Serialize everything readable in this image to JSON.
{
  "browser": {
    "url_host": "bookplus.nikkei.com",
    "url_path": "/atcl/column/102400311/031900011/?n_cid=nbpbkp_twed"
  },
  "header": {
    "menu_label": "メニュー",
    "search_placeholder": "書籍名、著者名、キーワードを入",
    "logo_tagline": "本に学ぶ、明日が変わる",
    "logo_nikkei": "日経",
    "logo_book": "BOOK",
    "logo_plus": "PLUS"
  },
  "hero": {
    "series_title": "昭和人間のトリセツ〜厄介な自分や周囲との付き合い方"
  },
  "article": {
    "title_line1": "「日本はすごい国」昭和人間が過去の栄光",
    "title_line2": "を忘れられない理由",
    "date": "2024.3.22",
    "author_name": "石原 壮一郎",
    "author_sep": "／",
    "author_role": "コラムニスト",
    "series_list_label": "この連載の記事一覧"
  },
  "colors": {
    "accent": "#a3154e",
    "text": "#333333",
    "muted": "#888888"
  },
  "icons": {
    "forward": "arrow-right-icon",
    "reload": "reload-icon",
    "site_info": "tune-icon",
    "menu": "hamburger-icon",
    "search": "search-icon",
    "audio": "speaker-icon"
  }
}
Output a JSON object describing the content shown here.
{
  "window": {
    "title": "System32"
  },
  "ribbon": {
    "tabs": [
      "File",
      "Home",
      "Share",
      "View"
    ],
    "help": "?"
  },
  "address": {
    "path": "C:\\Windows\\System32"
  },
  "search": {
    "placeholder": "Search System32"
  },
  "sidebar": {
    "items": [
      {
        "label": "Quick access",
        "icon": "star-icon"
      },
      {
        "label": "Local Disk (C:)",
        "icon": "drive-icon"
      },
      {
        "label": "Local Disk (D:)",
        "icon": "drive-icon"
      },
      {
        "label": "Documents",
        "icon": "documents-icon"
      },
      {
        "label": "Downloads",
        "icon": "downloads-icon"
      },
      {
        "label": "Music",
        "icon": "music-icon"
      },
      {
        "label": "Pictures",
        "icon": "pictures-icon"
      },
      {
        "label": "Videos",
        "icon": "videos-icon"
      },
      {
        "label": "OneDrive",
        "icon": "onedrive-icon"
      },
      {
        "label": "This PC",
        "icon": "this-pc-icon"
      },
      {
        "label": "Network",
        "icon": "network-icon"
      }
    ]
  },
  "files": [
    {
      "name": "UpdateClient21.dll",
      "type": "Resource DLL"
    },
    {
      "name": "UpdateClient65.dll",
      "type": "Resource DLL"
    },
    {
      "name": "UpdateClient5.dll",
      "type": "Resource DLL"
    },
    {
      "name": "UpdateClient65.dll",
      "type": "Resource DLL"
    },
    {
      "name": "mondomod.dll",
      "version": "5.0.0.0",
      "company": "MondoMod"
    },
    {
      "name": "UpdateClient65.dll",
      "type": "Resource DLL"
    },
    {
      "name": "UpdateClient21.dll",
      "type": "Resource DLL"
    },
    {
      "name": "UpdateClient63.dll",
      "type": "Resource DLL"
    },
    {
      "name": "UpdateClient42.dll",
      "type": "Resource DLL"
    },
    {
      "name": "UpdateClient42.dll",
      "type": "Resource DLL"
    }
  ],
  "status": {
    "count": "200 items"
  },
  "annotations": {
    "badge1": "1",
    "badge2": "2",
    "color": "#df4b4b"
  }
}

○ ○ ○ ○ ○ ○ ○

- The task -
The records above must be repeated exactly, every one of them.

- Full answer -
Serialize everything readable in this image to JSON.
{
  "browser": {
    "url_host": "bookplus.nikkei.com",
    "url_path": "/atcl/column/102400311/031900011/?n_cid=nbpbkp_twed"
  },
  "header": {
    "menu_label": "メニュー",
    "search_placeholder": "書籍名、著者名、キーワードを入",
    "logo_tagline": "本に学ぶ、明日が変わる",
    "logo_nikkei": "日経",
    "logo_book": "BOOK",
    "logo_plus": "PLUS"
  },
  "hero": {
    "series_title": "昭和人間のトリセツ〜厄介な自分や周囲との付き合い方"
  },
  "article": {
    "title_line1": "「日本はすごい国」昭和人間が過去の栄光",
    "title_line2": "を忘れられない理由",
    "date": "2024.3.22",
    "author_name": "石原 壮一郎",
    "author_sep": "／",
    "author_role": "コラムニスト",
    "series_list_label": "この連載の記事一覧"
  },
  "colors": {
    "accent": "#a3154e",
    "text": "#333333",
    "muted": "#888888"
  },
  "icons": {
    "forward": "arrow-right-icon",
    "reload": "reload-icon",
    "site_info": "tune-icon",
    "menu": "hamburger-icon",
    "search": "search-icon",
    "audio": "speaker-icon"
  }
}
Output a JSON object describing the content shown here.
{
  "window": {
    "title": "System32"
  },
  "ribbon": {
    "tabs": [
      "File",
      "Home",
      "Share",
      "View"
    ],
    "help": "?"
  },
  "address": {
    "path": "C:\\Windows\\System32"
  },
  "search": {
    "placeholder": "Search System32"
  },
  "sidebar": {
    "items": [
      {
        "label": "Quick access",
        "icon": "star-icon"
      },
      {
        "label": "Local Disk (C:)",
        "icon": "drive-icon"
      },
      {
        "label": "Local Disk (D:)",
        "icon": "drive-icon"
      },
      {
        "label": "Documents",
        "icon": "documents-icon"
      },
      {
        "label": "Downloads",
        "icon": "downloads-icon"
      },
      {
        "label": "Music",
        "icon": "music-icon"
      },
      {
        "label": "Pictures",
        "icon": "pictures-icon"
      },
      {
        "label": "Videos",
        "icon": "videos-icon"
      },
      {
        "label": "OneDrive",
        "icon": "onedrive-icon"
      },
      {
        "label": "This PC",
        "icon": "this-pc-icon"
      },
      {
        "label": "Network",
        "icon": "network-icon"
      }
    ]
  },
  "files": [
    {
      "name": "UpdateClient21.dll",
      "type": "Resource DLL"
    },
    {
      "name": "UpdateClient65.dll",
      "type": "Resource DLL"
    },
    {
      "name": "UpdateClient5.dll",
      "type": "Resource DLL"
    },
    {
      "name": "UpdateClient65.dll",
      "type": "Resource DLL"
    },
    {
      "name": "mondomod.dll",
      "version": "5.0.0.0",
      "company": "MondoMod"
    },
    {
      "name": "UpdateClient65.dll",
      "type": "Resource DLL"
    },
    {
      "name": "UpdateClient21.dll",
      "type": "Resource DLL"
    },
    {
      "name": "UpdateClient63.dll",
      "type": "Resource DLL"
    },
    {
      "name": "UpdateClient42.dll",
      "type": "Resource DLL"
    },
    {
      "name": "UpdateClient42.dll",
      "type": "Resource DLL"
    }
  ],
  "status": {
    "count": "200 items"
  },
  "annotations": {
    "badge1": "1",
    "badge2": "2",
    "color": "#df4b4b"
  }
}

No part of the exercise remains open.